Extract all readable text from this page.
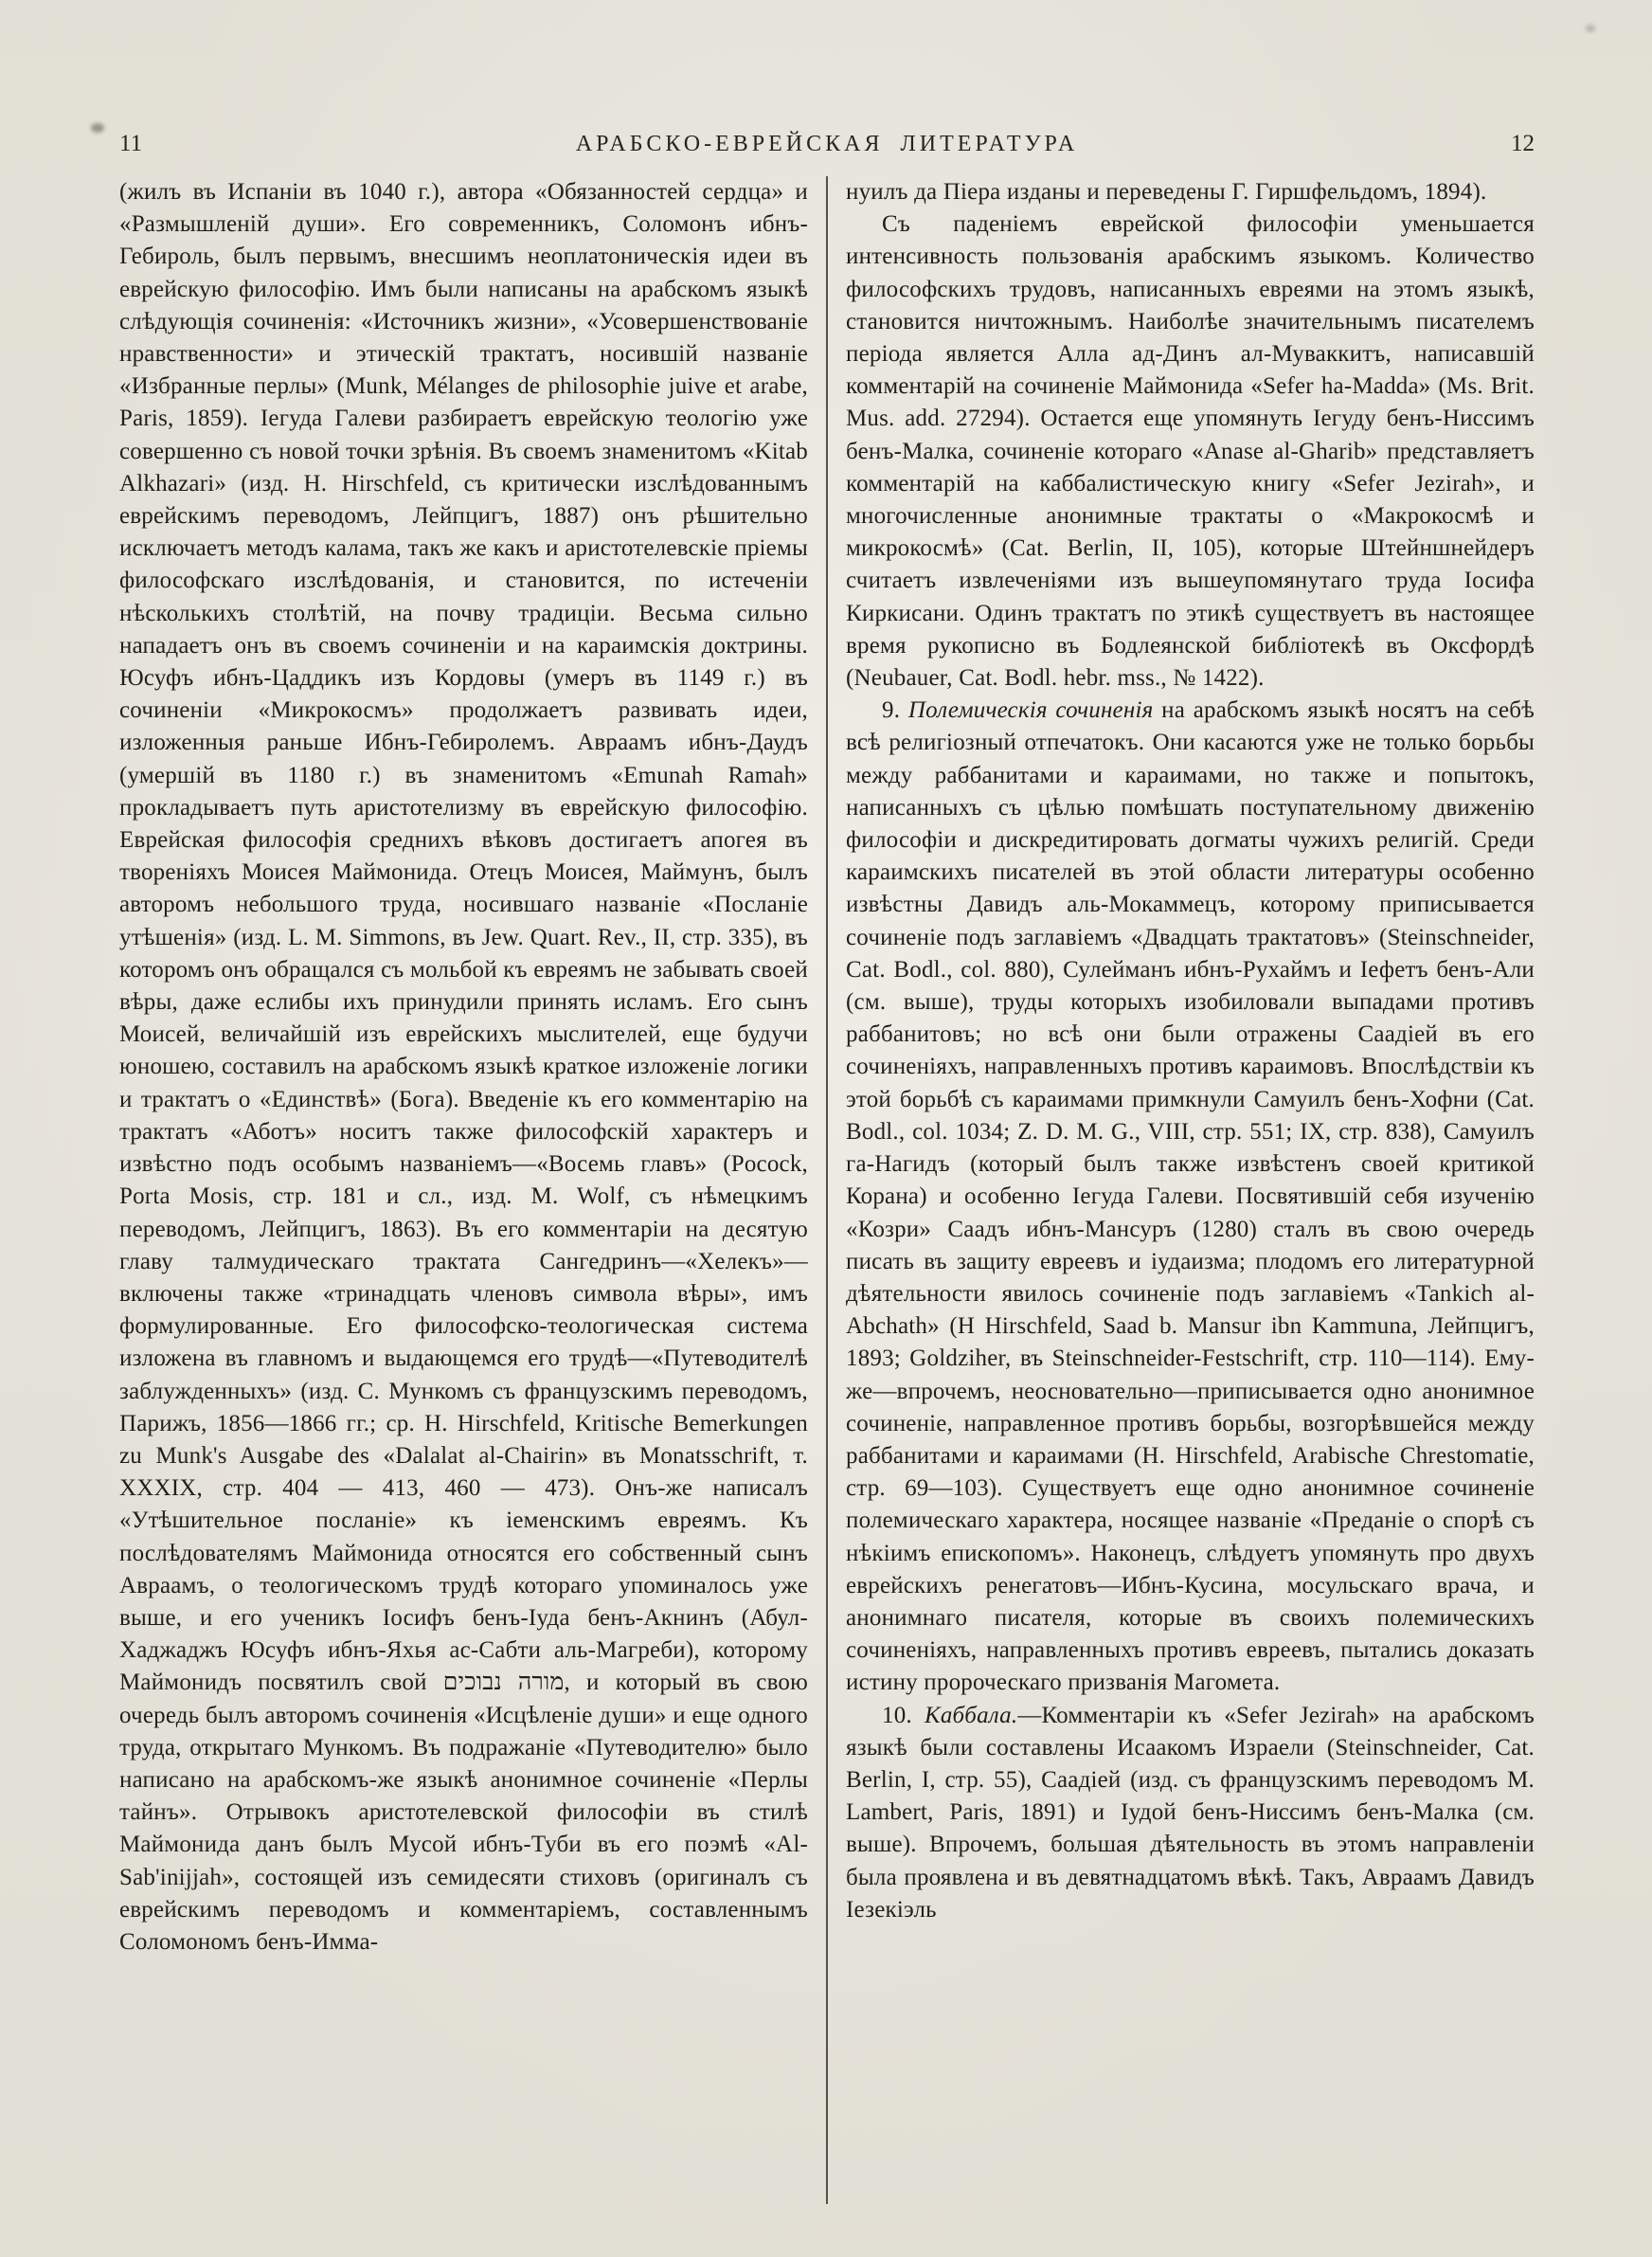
11	АРАБСКО-ЕВРЕЙСКАЯ ЛИТЕРАТУРА	12

(жилъ въ Испаніи въ 1040 г.), автора «Обязанностей сердца» и «Размышленій души». Его современникъ, Соломонъ ибнъ-Гебироль, былъ первымъ, внесшимъ неоплатоническія идеи въ еврейскую философію. Имъ были написаны на арабскомъ языкѣ слѣдующія сочиненія: «Источникъ жизни», «Усовершенствованіе нравственности» и этическій трактатъ, носившій названіе «Избранные перлы» (Munk, Mélanges de philosophie juive et arabe, Paris, 1859). Іегуда Галеви разбираетъ еврейскую теологію уже совершенно съ новой точки зрѣнія. Въ своемъ знаменитомъ «Kitab Alkhazari» (изд. H. Hirschfeld, съ критически изслѣдованнымъ еврейскимъ переводомъ, Лейпцигъ, 1887) онъ рѣшительно исключаетъ методъ калама, такъ же какъ и аристотелевскіе пріемы философскаго изслѣдованія, и становится, по истеченіи нѣсколькихъ столѣтій, на почву традиціи. Весьма сильно нападаетъ онъ въ своемъ сочиненіи и на караимскія доктрины. Юсуфъ ибнъ-Цаддикъ изъ Кордовы (умеръ въ 1149 г.) въ сочиненіи «Микрокосмъ» продолжаетъ развивать идеи, изложенныя раньше Ибнъ-Гебиролемъ. Авраамъ ибнъ-Даудъ (умершій въ 1180 г.) въ знаменитомъ «Emunah Ramah» прокладываетъ путь аристотелизму въ еврейскую философію. Еврейская философія среднихъ вѣковъ достигаетъ апогея въ твореніяхъ Моисея Маймонида. Отецъ Моисея, Маймунъ, былъ авторомъ небольшого труда, носившаго названіе «Посланіе утѣшенія» (изд. L. M. Simmons, въ Jew. Quart. Rev., II, стр. 335), въ которомъ онъ обращался съ мольбой къ евреямъ не забывать своей вѣры, даже еслибы ихъ принудили принять исламъ. Его сынъ Моисей, величайшій изъ еврейскихъ мыслителей, еще будучи юношею, составилъ на арабскомъ языкѣ краткое изложеніе логики и трактатъ о «Единствѣ» (Бога). Введеніе къ его комментарію на трактатъ «Аботъ» носитъ также философскій характеръ и извѣстно подъ особымъ названіемъ—«Восемь главъ» (Pocock, Porta Mosis, стр. 181 и сл., изд. M. Wolf, съ нѣмецкимъ переводомъ, Лейпцигъ, 1863). Въ его комментаріи на десятую главу талмудическаго трактата Сангедринъ—«Хелекъ»—включены также «тринадцать членовъ символа вѣры», имъ формулированные. Его философско-теологическая система изложена въ главномъ и выдающемся его трудѣ—«Путеводителѣ заблужденныхъ» (изд. С. Мункомъ съ французскимъ переводомъ, Парижъ, 1856—1866 гг.; ср. H. Hirschfeld, Kritische Bemerkungen zu Munk's Ausgabe des «Dalalat al-Chairin» въ Monatsschrift, т. XXXIX, стр. 404 — 413, 460 — 473). Онъ-же написалъ «Утѣшительное посланіе» къ іеменскимъ евреямъ. Къ послѣдователямъ Маймонида относятся его собственный сынъ Авраамъ, о теологическомъ трудѣ котораго упоминалось уже выше, и его ученикъ Іосифъ бенъ-Іуда бенъ-Акнинъ (Абул-Хаджаджъ Юсуфъ ибнъ-Яхья ас-Сабти аль-Магреби), которому Маймонидъ посвятилъ свой מורה נבוכים, и который въ свою очередь былъ авторомъ сочиненія «Исцѣленіе души» и еще одного труда, открытаго Мункомъ. Въ подражаніе «Путеводителю» было написано на арабскомъ-же языкѣ анонимное сочиненіе «Перлы тайнъ». Отрывокъ аристотелевской философіи въ стилѣ Маймонида данъ былъ Мусой ибнъ-Туби въ его поэмѣ «Al-Sab'inijjah», состоящей изъ семидесяти стиховъ (оригиналъ съ еврейскимъ переводомъ и комментаріемъ, составленнымъ Соломономъ бенъ-Имма-

нуилъ да Піера изданы и переведены Г. Гиршфельдомъ, 1894).

Съ паденіемъ еврейской философіи уменьшается интенсивность пользованія арабскимъ языкомъ. Количество философскихъ трудовъ, написанныхъ евреями на этомъ языкѣ, становится ничтожнымъ. Наиболѣе значительнымъ писателемъ періода является Алла ад-Динъ ал-Муваккитъ, написавшій комментарій на сочиненіе Маймонида «Sefer ha-Madda» (Ms. Brit. Mus. add. 27294). Остается еще упомянуть Іегуду бенъ-Ниссимъ бенъ-Малка, сочиненіе котораго «Anase al-Gharib» представляетъ комментарій на каббалистическую книгу «Sefer Jezirah», и многочисленные анонимные трактаты о «Макрокосмѣ и микрокосмѣ» (Cat. Berlin, II, 105), которые Штейншнейдеръ считаетъ извлеченіями изъ вышеупомянутаго труда Іосифа Киркисани. Одинъ трактатъ по этикѣ существуетъ въ настоящее время рукописно въ Бодлеянской библіотекѣ въ Оксфордѣ (Neubauer, Cat. Bodl. hebr. mss., № 1422).

9. Полемическія сочиненія на арабскомъ языкѣ носятъ на себѣ всѣ религіозный отпечатокъ. Они касаются уже не только борьбы между раббанитами и караимами, но также и попытокъ, написанныхъ съ цѣлью помѣшать поступательному движенію философіи и дискредитировать догматы чужихъ религій. Среди караимскихъ писателей въ этой области литературы особенно извѣстны Давидъ аль-Мокаммецъ, которому приписывается сочиненіе подъ заглавіемъ «Двадцать трактатовъ» (Steinschneider, Cat. Bodl., col. 880), Сулейманъ ибнъ-Рухаймъ и Іефетъ бенъ-Али (см. выше), труды которыхъ изобиловали выпадами противъ раббанитовъ; но всѣ они были отражены Саадіей въ его сочиненіяхъ, направленныхъ противъ караимовъ. Впослѣдствіи къ этой борьбѣ съ караимами примкнули Самуилъ бенъ-Хофни (Cat. Bodl., col. 1034; Z. D. M. G., VIII, стр. 551; IX, стр. 838), Самуилъ га-Нагидъ (который былъ также извѣстенъ своей критикой Корана) и особенно Іегуда Галеви. Посвятившій себя изученію «Козри» Саадъ ибнъ-Мансуръ (1280) сталъ въ свою очередь писать въ защиту евреевъ и іудаизма; плодомъ его литературной дѣятельности явилось сочиненіе подъ заглавіемъ «Tankich al-Abchath» (H Hirschfeld, Saad b. Mansur ibn Kammuna, Лейпцигъ, 1893; Goldziher, въ Steinschneider-Festschrift, стр. 110—114). Ему-же—впрочемъ, неосновательно—приписывается одно анонимное сочиненіе, направленное противъ борьбы, возгорѣвшейся между раббанитами и караимами (H. Hirschfeld, Arabische Chrestomatie, стр. 69—103). Существуетъ еще одно анонимное сочиненіе полемическаго характера, носящее названіе «Преданіе о спорѣ съ нѣкіимъ епископомъ». Наконецъ, слѣдуетъ упомянуть про двухъ еврейскихъ ренегатовъ—Ибнъ-Кусина, мосульскаго врача, и анонимнаго писателя, которые въ своихъ полемическихъ сочиненіяхъ, направленныхъ противъ евреевъ, пытались доказать истину пророческаго призванія Магомета.

10. Каббала.—Комментаріи къ «Sefer Jezirah» на арабскомъ языкѣ были составлены Исаакомъ Израели (Steinschneider, Cat. Berlin, I, стр. 55), Саадіей (изд. съ французскимъ переводомъ M. Lambert, Paris, 1891) и Іудой бенъ-Ниссимъ бенъ-Малка (см. выше). Впрочемъ, большая дѣятельность въ этомъ направленіи была проявлена и въ девятнадцатомъ вѣкѣ. Такъ, Авраамъ Давидъ Іезекіэль
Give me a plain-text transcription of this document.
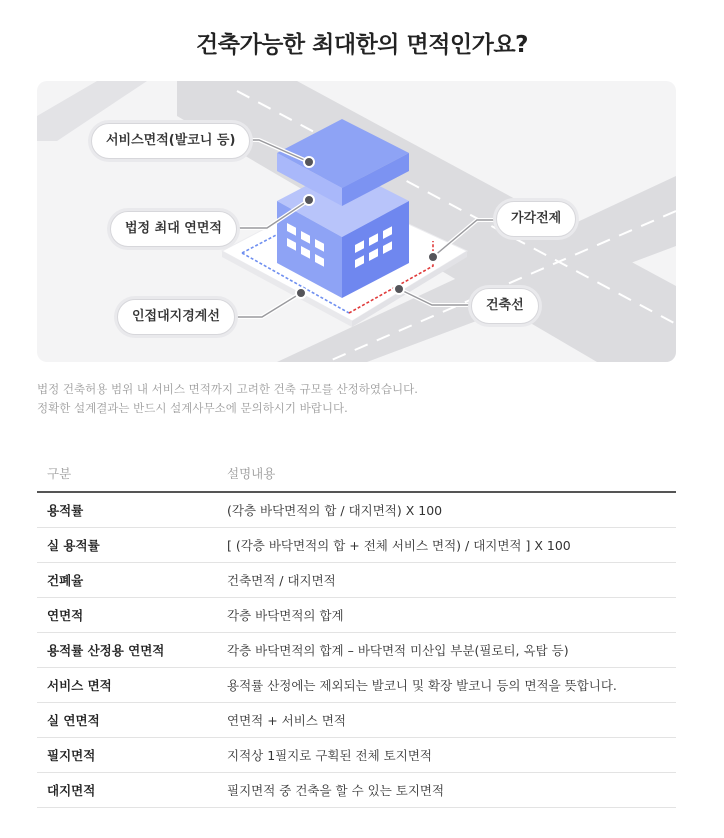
건축가능한 최대한의 면적인가요?
서비스면적(발코니 등)
법정 최대 연면적
인접대지경계선
가각전제
건축선
법정 건축허용 범위 내 서비스 면적까지 고려한 건축 규모를 산정하였습니다.
정확한 설계결과는 반드시 설계사무소에 문의하시기 바랍니다.
구분	설명내용
용적률	(각층 바닥면적의 합 / 대지면적) X 100
실 용적률	[ (각층 바닥면적의 합 + 전체 서비스 면적) / 대지면적 ] X 100
건폐율	건축면적 / 대지면적
연면적	각층 바닥면적의 합계
용적률 산정용 연면적	각층 바닥면적의 합계 – 바닥면적 미산입 부분(필로티, 옥탑 등)
서비스 면적	용적률 산정에는 제외되는 발코니 및 확장 발코니 등의 면적을 뜻합니다.
실 연면적	연면적 + 서비스 면적
필지면적	지적상 1필지로 구획된 전체 토지면적
대지면적	필지면적 중 건축을 할 수 있는 토지면적
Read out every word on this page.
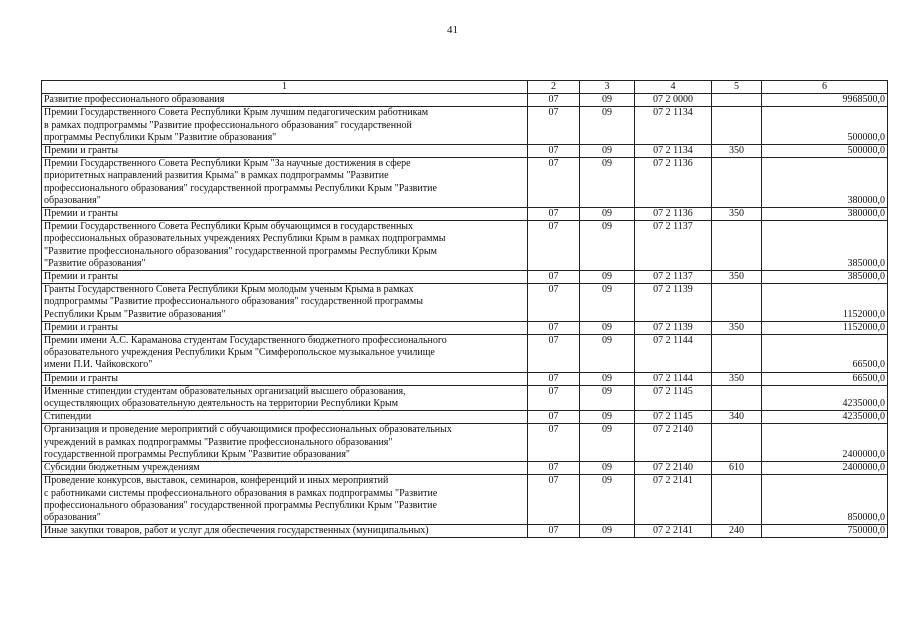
41
1	2	3	4	5	6

Развитие профессионального образования	07	09	07 2 0000		9968500,0

Премии Государственного Совета Республики Крым лучшим педагогическим работникам
в рамках подпрограммы "Развитие профессионального образования" государственной
программы Республики Крым "Развитие образования"	07	09	07 2 1134		500000,0

Премии и гранты	07	09	07 2 1134	350	500000,0

Премии Государственного Совета Республики Крым "За научные достижения в сфере
приоритетных направлений развития Крыма" в рамках подпрограммы "Развитие
профессионального образования" государственной программы Республики Крым "Развитие
образования"	07	09	07 2 1136		380000,0

Премии и гранты	07	09	07 2 1136	350	380000,0

Премии Государственного Совета Республики Крым обучающимся в государственных
профессиональных образовательных учреждениях Республики Крым в рамках подпрограммы
"Развитие профессионального образования" государственной программы Республики Крым
"Развитие образования"	07	09	07 2 1137		385000,0

Премии и гранты	07	09	07 2 1137	350	385000,0

Гранты Государственного Совета Республики Крым молодым ученым Крыма в рамках
подпрограммы "Развитие профессионального образования" государственной программы
Республики Крым "Развитие образования"	07	09	07 2 1139		1152000,0

Премии и гранты	07	09	07 2 1139	350	1152000,0

Премии имени А.С. Караманова студентам Государственного бюджетного профессионального
образовательного учреждения Республики Крым "Симферопольское музыкальное училище
имени П.И. Чайковского"	07	09	07 2 1144		66500,0

Премии и гранты	07	09	07 2 1144	350	66500,0

Именные стипендии студентам образовательных организаций высшего образования,
осуществляющих образовательную деятельность на территории Республики Крым	07	09	07 2 1145		4235000,0

Стипендии	07	09	07 2 1145	340	4235000,0

Организация и проведение мероприятий с обучающимися профессиональных образовательных
учреждений в рамках подпрограммы "Развитие профессионального образования"
государственной программы Республики Крым "Развитие образования"	07	09	07 2 2140		2400000,0

Субсидии бюджетным учреждениям	07	09	07 2 2140	610	2400000,0

Проведение конкурсов, выставок, семинаров, конференций и иных мероприятий
с работниками системы профессионального образования в рамках подпрограммы "Развитие
профессионального образования" государственной программы Республики Крым "Развитие
образования"	07	09	07 2 2141		850000,0

Иные закупки товаров, работ и услуг для обеспечения государственных (муниципальных)	07	09	07 2 2141	240	750000,0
---
Return each line with "Berlin".

Съ паденіемъ еврейской философіи уменьшается интенсивность пользованія арабскимъ языкомъ. Количество философскихъ трудовъ, написанныхъ евреями на этомъ языкѣ, становится ничтожнымъ. Наиболѣе значительнымъ писателемъ періода является Алла ад-Динъ ал-Муваккитъ, написавшій комментарій на сочиненіе Маймонида «Sefer ha-Madda» (Ms. Brit. Mus. add. 27294). Остается еще упомянуть Іегуду бенъ-Ниссимъ бенъ-Малка, сочиненіе котораго «Anase al-Gharib» представляетъ комментарій на каббалистическую книгу «Sefer Jezirah», и многочисленные анонимные трактаты о «Макрокосмѣ и микрокосмѣ» (Cat. Berlin, II, 105), которые Штейншнейдеръ считаетъ извлеченіями изъ вышеупомянутаго труда Іосифа Киркисани. Одинъ трактатъ по этикѣ существуетъ въ настоящее время рукописно въ Бодлеянской библіотекѣ въ Оксфордѣ (Neubauer, Cat. Bodl. hebr. mss., № 1422).
10. Каббала.—Комментаріи къ «Sefer Jezirah» на арабскомъ языкѣ были составлены Исаакомъ Израели (Steinschneider, Cat. Berlin, I, стр. 55), Саадіей (изд. съ французскимъ переводомъ M. Lambert, Paris, 1891) и Іудой бенъ-Ниссимъ бенъ-Малка (см. выше). Впрочемъ, большая дѣятельность въ этомъ направленіи была проявлена и въ девятнадцатомъ вѣкѣ. Такъ, Авраамъ Давидъ Іезекіэль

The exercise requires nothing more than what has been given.